Data extracted from a collection =
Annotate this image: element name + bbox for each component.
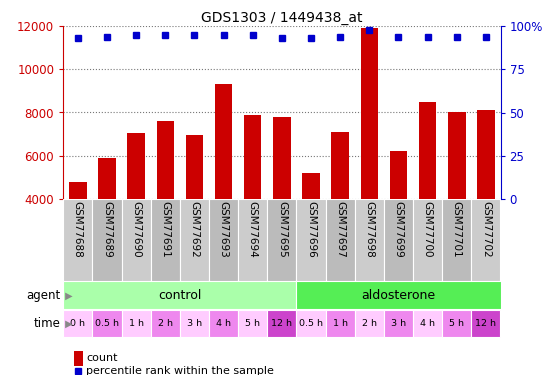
Bar [296,310,326,337]
Text: aldosterone: aldosterone [361,289,436,302]
Bar [267,199,296,281]
Bar [69,182,86,285]
Bar [355,199,384,281]
Bar [151,199,180,281]
Bar [326,199,355,281]
Bar [92,310,122,337]
Text: 1 h: 1 h [129,319,144,328]
Bar [128,133,145,285]
Bar [186,135,203,285]
Text: GSM77700: GSM77700 [422,201,433,258]
Text: ▶: ▶ [62,290,73,300]
Text: GSM77691: GSM77691 [160,201,170,258]
Text: 5 h: 5 h [449,319,464,328]
Text: 0.5 h: 0.5 h [299,319,323,328]
Text: GSM77699: GSM77699 [393,201,404,258]
Bar [442,310,471,337]
Text: GSM77701: GSM77701 [452,201,462,258]
Bar [477,110,494,285]
Bar [384,199,413,281]
Text: 5 h: 5 h [245,319,260,328]
Text: percentile rank within the sample: percentile rank within the sample [86,366,274,375]
Bar [302,173,320,285]
Text: GSM77688: GSM77688 [73,201,83,258]
Text: 0 h: 0 h [70,319,85,328]
Text: GSM77694: GSM77694 [248,201,258,258]
Text: 2 h: 2 h [362,319,377,328]
Bar [471,310,500,337]
Bar [419,102,436,285]
Bar [326,310,355,337]
Bar [448,112,465,285]
Text: GSM77692: GSM77692 [189,201,200,258]
Bar [209,199,238,281]
Bar [180,199,209,281]
Text: 12 h: 12 h [475,319,497,328]
Bar [180,310,209,337]
Text: 3 h: 3 h [391,319,406,328]
Text: GSM77696: GSM77696 [306,201,316,258]
Text: control: control [158,289,201,302]
Text: 2 h: 2 h [158,319,173,328]
Bar [273,117,290,285]
Bar [413,310,442,337]
Bar [63,281,296,309]
Bar [215,84,232,285]
Bar [442,199,471,281]
Bar [267,310,296,337]
Bar [151,310,180,337]
Bar [63,199,92,281]
Bar [361,28,378,285]
Text: GSM77695: GSM77695 [277,201,287,258]
Bar [244,115,261,285]
Text: GSM77702: GSM77702 [481,201,491,258]
Bar [122,310,151,337]
Text: GSM77689: GSM77689 [102,201,112,258]
Bar [98,158,116,285]
Text: 3 h: 3 h [187,319,202,328]
Bar [296,281,501,309]
Bar [63,310,92,337]
Text: 12 h: 12 h [271,319,293,328]
Bar [384,310,413,337]
Bar [355,310,384,337]
Text: GSM77693: GSM77693 [218,201,229,258]
Title: GDS1303 / 1449438_at: GDS1303 / 1449438_at [201,11,362,25]
Bar [413,199,442,281]
Text: ▶: ▶ [62,318,73,328]
Bar [238,310,267,337]
Bar [332,132,349,285]
Bar [238,199,267,281]
Text: GSM77698: GSM77698 [364,201,375,258]
Text: time: time [34,317,60,330]
Bar [92,199,122,281]
Bar [296,199,326,281]
Text: 4 h: 4 h [420,319,435,328]
Text: count: count [86,353,118,363]
Bar [157,121,174,285]
Bar [209,310,238,337]
Text: GSM77697: GSM77697 [335,201,345,258]
Text: GSM77690: GSM77690 [131,201,141,258]
Bar [122,199,151,281]
Text: 0.5 h: 0.5 h [95,319,119,328]
Text: 1 h: 1 h [333,319,348,328]
Text: agent: agent [26,289,60,302]
Bar [471,199,500,281]
Text: 4 h: 4 h [216,319,231,328]
Bar [390,151,407,285]
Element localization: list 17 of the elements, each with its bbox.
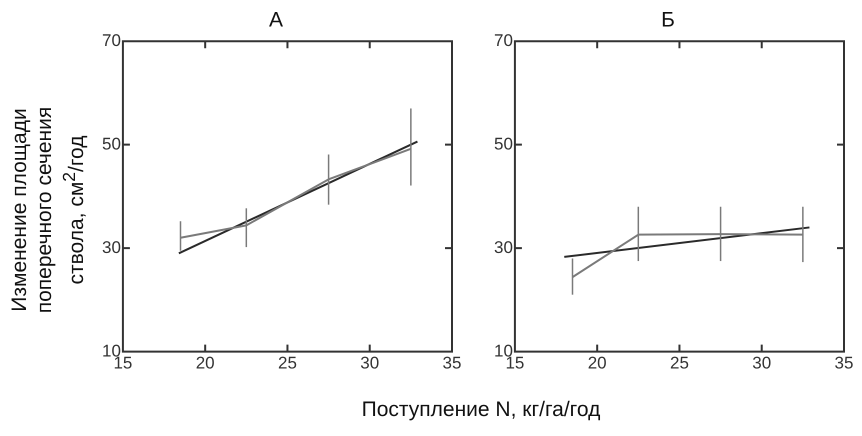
x-tick-label: 35	[442, 353, 462, 372]
chart-title: А	[268, 8, 284, 32]
x-tick-label: 30	[360, 353, 380, 372]
x-tick-label: 30	[752, 353, 772, 372]
x-tick-label: 35	[834, 353, 854, 372]
x-axis-title: Поступление N, кг/га/год	[360, 398, 602, 422]
y-tick-label: 30	[102, 238, 121, 257]
y-tick-label: 30	[494, 238, 513, 257]
x-tick-label: 20	[196, 353, 215, 372]
y-tick-label: 50	[102, 134, 121, 154]
x-tick-label: 25	[278, 353, 297, 372]
x-tick-label: 25	[670, 353, 689, 372]
y-tick-label: 70	[102, 30, 121, 50]
y-tick-label: 70	[494, 30, 513, 50]
y-tick-label: 50	[494, 134, 513, 154]
chart-title: Б	[661, 8, 675, 32]
x-tick-label: 20	[588, 353, 607, 372]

Required work = Copy verbatim the lines of the records above, from the line containing "353, 462, 372]" through the end of the records.

Output for this task =
x-tick-label: 35	[442, 353, 462, 372]
chart-title: А	[268, 8, 284, 32]
x-tick-label: 30	[360, 353, 380, 372]
x-tick-label: 30	[752, 353, 772, 372]
x-tick-label: 35	[834, 353, 854, 372]
x-axis-title: Поступление N, кг/га/год	[360, 398, 602, 422]
y-tick-label: 30	[102, 238, 121, 257]
y-tick-label: 30	[494, 238, 513, 257]
x-tick-label: 20	[196, 353, 215, 372]
y-tick-label: 50	[102, 134, 121, 154]
x-tick-label: 25	[278, 353, 297, 372]
x-tick-label: 25	[670, 353, 689, 372]
y-tick-label: 70	[102, 30, 121, 50]
y-tick-label: 70	[494, 30, 513, 50]
y-tick-label: 50	[494, 134, 513, 154]
chart-title: Б	[661, 8, 675, 32]
x-tick-label: 20	[588, 353, 607, 372]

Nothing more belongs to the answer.